* BEGIN Exercise material *

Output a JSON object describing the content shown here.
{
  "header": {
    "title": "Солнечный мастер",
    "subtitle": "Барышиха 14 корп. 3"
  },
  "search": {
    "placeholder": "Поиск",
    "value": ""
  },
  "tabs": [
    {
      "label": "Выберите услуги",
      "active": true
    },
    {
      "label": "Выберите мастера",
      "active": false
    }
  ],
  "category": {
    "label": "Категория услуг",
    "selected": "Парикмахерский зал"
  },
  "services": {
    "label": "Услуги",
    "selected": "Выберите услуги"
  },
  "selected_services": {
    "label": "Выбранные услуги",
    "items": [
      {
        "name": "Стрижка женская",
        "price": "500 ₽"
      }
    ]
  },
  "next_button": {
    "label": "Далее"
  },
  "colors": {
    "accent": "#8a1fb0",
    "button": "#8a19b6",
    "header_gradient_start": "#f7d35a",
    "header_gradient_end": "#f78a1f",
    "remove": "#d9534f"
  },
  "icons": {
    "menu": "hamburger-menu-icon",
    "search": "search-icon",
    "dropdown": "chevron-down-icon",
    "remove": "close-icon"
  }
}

* END Exercise material *

**Task:** Write out the full listing exactly as given.

**Answer to this task:**
Output a JSON object describing the content shown here.
{
  "header": {
    "title": "Солнечный мастер",
    "subtitle": "Барышиха 14 корп. 3"
  },
  "search": {
    "placeholder": "Поиск",
    "value": ""
  },
  "tabs": [
    {
      "label": "Выберите услуги",
      "active": true
    },
    {
      "label": "Выберите мастера",
      "active": false
    }
  ],
  "category": {
    "label": "Категория услуг",
    "selected": "Парикмахерский зал"
  },
  "services": {
    "label": "Услуги",
    "selected": "Выберите услуги"
  },
  "selected_services": {
    "label": "Выбранные услуги",
    "items": [
      {
        "name": "Стрижка женская",
        "price": "500 ₽"
      }
    ]
  },
  "next_button": {
    "label": "Далее"
  },
  "colors": {
    "accent": "#8a1fb0",
    "button": "#8a19b6",
    "header_gradient_start": "#f7d35a",
    "header_gradient_end": "#f78a1f",
    "remove": "#d9534f"
  },
  "icons": {
    "menu": "hamburger-menu-icon",
    "search": "search-icon",
    "dropdown": "chevron-down-icon",
    "remove": "close-icon"
  }
}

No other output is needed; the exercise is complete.